**Do this**
Scan the data that follows and count the lines with the string "Наличие"; answer with the count alone.

>> begin Supplied records

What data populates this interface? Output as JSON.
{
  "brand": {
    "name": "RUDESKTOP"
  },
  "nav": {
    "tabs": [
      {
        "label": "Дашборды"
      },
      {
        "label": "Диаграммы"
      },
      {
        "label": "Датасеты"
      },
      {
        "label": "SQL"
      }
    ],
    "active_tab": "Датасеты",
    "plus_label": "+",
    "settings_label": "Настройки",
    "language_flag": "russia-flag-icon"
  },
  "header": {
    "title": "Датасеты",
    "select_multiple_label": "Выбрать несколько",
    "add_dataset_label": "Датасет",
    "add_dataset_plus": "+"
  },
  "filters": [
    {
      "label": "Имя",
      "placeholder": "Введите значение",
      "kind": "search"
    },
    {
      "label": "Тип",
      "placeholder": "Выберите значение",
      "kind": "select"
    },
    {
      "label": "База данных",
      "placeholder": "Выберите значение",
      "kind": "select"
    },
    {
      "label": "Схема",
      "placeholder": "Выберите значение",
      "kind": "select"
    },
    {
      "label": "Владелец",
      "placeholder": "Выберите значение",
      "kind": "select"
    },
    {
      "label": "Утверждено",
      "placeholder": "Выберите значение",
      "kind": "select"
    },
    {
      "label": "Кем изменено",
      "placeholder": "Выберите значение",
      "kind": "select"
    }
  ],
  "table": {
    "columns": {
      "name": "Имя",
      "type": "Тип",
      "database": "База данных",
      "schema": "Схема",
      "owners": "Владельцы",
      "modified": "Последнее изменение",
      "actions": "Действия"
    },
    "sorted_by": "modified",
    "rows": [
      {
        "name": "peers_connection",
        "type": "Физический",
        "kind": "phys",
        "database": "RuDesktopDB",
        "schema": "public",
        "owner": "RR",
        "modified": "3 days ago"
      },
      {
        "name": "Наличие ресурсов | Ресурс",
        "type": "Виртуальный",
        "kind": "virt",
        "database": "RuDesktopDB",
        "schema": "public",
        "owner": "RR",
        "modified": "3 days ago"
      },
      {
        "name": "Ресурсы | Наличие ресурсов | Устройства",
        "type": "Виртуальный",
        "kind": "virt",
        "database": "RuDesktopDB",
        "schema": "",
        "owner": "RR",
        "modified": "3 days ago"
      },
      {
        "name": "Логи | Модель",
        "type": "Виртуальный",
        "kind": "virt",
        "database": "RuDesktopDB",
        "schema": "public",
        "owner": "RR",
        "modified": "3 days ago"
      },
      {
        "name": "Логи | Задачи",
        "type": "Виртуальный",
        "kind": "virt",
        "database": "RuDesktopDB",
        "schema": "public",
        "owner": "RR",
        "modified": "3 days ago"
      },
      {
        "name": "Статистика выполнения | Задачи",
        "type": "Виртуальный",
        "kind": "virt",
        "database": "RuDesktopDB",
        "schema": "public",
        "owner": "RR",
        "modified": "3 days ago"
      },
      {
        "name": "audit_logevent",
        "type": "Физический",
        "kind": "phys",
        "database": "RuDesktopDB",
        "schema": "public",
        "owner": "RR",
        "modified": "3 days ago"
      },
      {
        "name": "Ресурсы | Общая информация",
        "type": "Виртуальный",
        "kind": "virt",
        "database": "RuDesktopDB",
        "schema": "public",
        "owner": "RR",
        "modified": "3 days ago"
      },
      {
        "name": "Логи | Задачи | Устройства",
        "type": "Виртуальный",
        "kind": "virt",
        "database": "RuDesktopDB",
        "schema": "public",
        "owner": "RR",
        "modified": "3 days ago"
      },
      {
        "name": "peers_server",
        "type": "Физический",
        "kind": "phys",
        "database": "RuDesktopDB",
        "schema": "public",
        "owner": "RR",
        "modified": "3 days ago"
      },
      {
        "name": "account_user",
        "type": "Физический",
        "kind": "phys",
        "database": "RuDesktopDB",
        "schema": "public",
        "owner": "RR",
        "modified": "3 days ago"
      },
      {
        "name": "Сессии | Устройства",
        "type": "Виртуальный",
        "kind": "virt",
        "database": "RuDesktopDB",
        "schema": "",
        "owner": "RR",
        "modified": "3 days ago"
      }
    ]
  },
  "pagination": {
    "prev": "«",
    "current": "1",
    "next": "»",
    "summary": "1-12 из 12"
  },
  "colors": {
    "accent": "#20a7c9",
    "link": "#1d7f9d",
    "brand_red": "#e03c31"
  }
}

>> end Supplied records

**Result for this exercise**
2